Written instruction -> Write out the entire listing below exactly as it appears, minus any pictures.

(Data excerpts)
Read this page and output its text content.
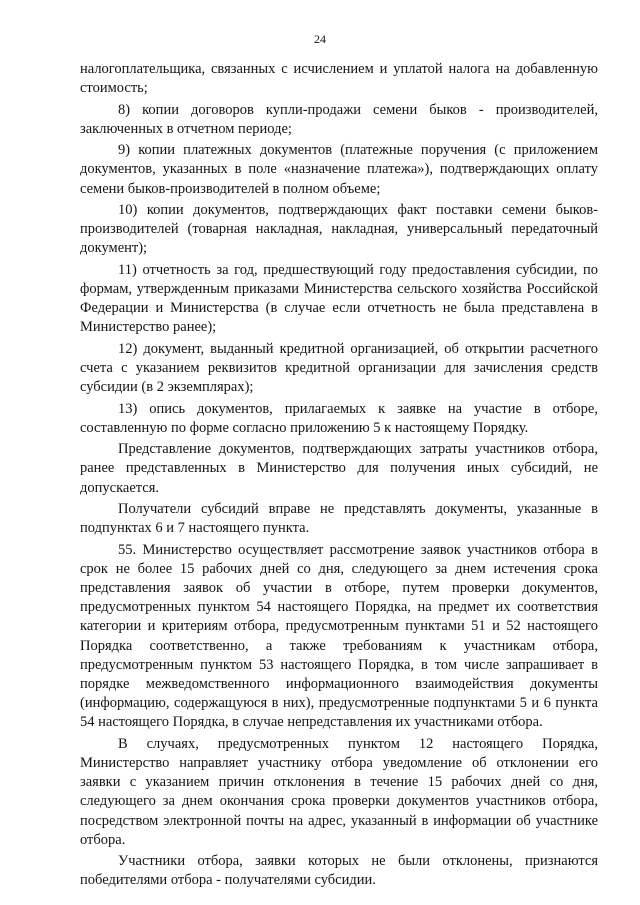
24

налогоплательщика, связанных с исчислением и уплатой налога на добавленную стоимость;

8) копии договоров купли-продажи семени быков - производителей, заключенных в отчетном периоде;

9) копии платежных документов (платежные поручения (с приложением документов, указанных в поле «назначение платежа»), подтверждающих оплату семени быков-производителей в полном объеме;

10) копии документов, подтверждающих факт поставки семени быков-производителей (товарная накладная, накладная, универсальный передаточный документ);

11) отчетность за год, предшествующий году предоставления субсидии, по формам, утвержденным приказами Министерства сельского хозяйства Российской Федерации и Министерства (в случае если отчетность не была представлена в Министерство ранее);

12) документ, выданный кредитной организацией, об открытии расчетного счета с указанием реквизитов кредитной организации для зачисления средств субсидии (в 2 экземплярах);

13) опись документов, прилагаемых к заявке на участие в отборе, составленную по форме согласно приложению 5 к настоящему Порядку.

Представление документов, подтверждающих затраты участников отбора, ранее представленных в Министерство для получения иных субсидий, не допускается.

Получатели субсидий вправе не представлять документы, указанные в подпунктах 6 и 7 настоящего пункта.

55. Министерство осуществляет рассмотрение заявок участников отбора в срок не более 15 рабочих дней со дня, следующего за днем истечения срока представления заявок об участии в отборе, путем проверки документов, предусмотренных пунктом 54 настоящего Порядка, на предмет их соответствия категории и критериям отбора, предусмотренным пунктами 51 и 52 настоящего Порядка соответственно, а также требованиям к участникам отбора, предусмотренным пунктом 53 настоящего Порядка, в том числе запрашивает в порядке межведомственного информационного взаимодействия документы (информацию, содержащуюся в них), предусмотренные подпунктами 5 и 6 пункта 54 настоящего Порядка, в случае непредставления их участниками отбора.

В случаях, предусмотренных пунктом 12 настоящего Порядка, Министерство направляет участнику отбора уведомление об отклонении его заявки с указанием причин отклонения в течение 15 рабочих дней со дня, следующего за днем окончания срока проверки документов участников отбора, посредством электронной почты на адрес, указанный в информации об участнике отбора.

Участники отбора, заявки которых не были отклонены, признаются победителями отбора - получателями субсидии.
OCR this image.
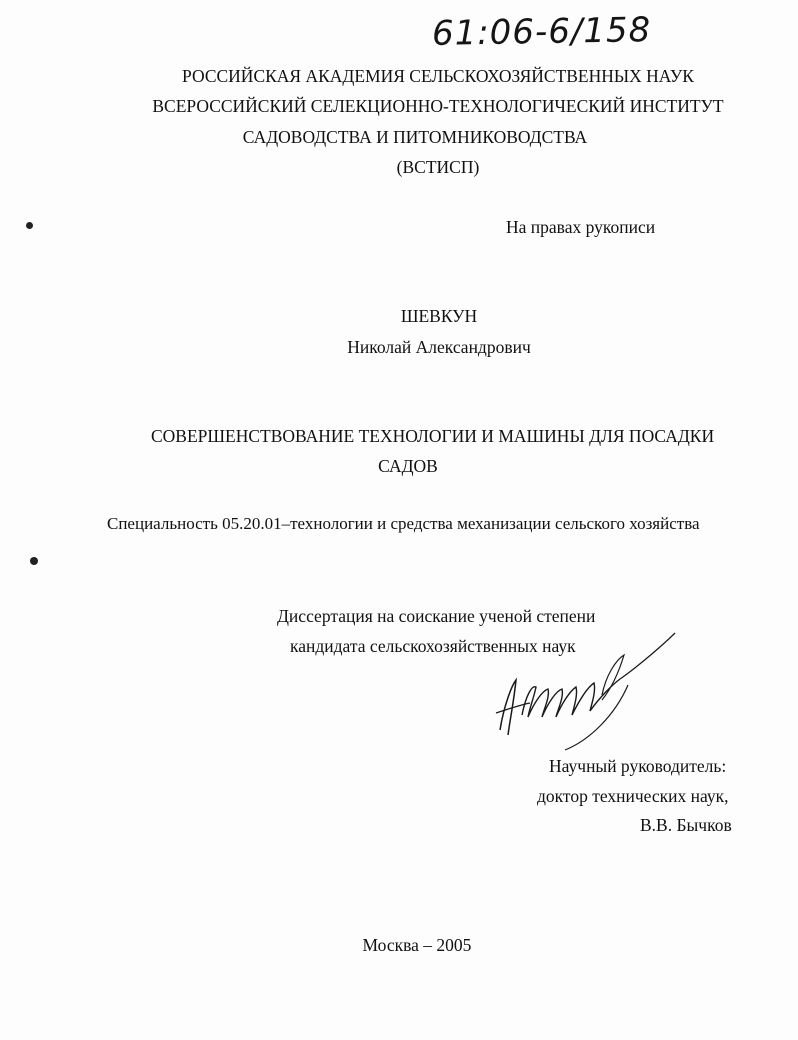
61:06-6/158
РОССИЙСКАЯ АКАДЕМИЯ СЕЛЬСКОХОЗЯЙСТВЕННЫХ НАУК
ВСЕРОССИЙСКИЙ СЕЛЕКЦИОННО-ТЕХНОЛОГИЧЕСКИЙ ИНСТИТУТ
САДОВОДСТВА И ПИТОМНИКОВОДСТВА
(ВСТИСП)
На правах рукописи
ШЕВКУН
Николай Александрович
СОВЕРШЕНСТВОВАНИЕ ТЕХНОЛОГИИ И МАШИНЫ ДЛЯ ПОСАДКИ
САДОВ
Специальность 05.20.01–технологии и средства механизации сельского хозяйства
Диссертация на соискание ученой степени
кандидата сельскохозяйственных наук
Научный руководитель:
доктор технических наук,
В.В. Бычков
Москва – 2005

Output of the exercise ->
Read this page and output its text content.
24

налогоплательщика, связанных с исчислением и уплатой налога на добавленную стоимость;

8) копии договоров купли-продажи семени быков - производителей, заключенных в отчетном периоде;

9) копии платежных документов (платежные поручения (с приложением документов, указанных в поле «назначение платежа»), подтверждающих оплату семени быков-производителей в полном объеме;

10) копии документов, подтверждающих факт поставки семени быков-производителей (товарная накладная, накладная, универсальный передаточный документ);

11) отчетность за год, предшествующий году предоставления субсидии, по формам, утвержденным приказами Министерства сельского хозяйства Российской Федерации и Министерства (в случае если отчетность не была представлена в Министерство ранее);

12) документ, выданный кредитной организацией, об открытии расчетного счета с указанием реквизитов кредитной организации для зачисления средств субсидии (в 2 экземплярах);

13) опись документов, прилагаемых к заявке на участие в отборе, составленную по форме согласно приложению 5 к настоящему Порядку.

Представление документов, подтверждающих затраты участников отбора, ранее представленных в Министерство для получения иных субсидий, не допускается.

Получатели субсидий вправе не представлять документы, указанные в подпунктах 6 и 7 настоящего пункта.

55. Министерство осуществляет рассмотрение заявок участников отбора в срок не более 15 рабочих дней со дня, следующего за днем истечения срока представления заявок об участии в отборе, путем проверки документов, предусмотренных пунктом 54 настоящего Порядка, на предмет их соответствия категории и критериям отбора, предусмотренным пунктами 51 и 52 настоящего Порядка соответственно, а также требованиям к участникам отбора, предусмотренным пунктом 53 настоящего Порядка, в том числе запрашивает в порядке межведомственного информационного взаимодействия документы (информацию, содержащуюся в них), предусмотренные подпунктами 5 и 6 пункта 54 настоящего Порядка, в случае непредставления их участниками отбора.

В случаях, предусмотренных пунктом 12 настоящего Порядка, Министерство направляет участнику отбора уведомление об отклонении его заявки с указанием причин отклонения в течение 15 рабочих дней со дня, следующего за днем окончания срока проверки документов участников отбора, посредством электронной почты на адрес, указанный в информации об участнике отбора.

Участники отбора, заявки которых не были отклонены, признаются победителями отбора - получателями субсидии.
OCR this image.
61:06-6/158
РОССИЙСКАЯ АКАДЕМИЯ СЕЛЬСКОХОЗЯЙСТВЕННЫХ НАУК
ВСЕРОССИЙСКИЙ СЕЛЕКЦИОННО-ТЕХНОЛОГИЧЕСКИЙ ИНСТИТУТ
САДОВОДСТВА И ПИТОМНИКОВОДСТВА
(ВСТИСП)
На правах рукописи
ШЕВКУН
Николай Александрович
СОВЕРШЕНСТВОВАНИЕ ТЕХНОЛОГИИ И МАШИНЫ ДЛЯ ПОСАДКИ
САДОВ
Специальность 05.20.01–технологии и средства механизации сельского хозяйства
Диссертация на соискание ученой степени
кандидата сельскохозяйственных наук
Научный руководитель:
доктор технических наук,
В.В. Бычков
Москва – 2005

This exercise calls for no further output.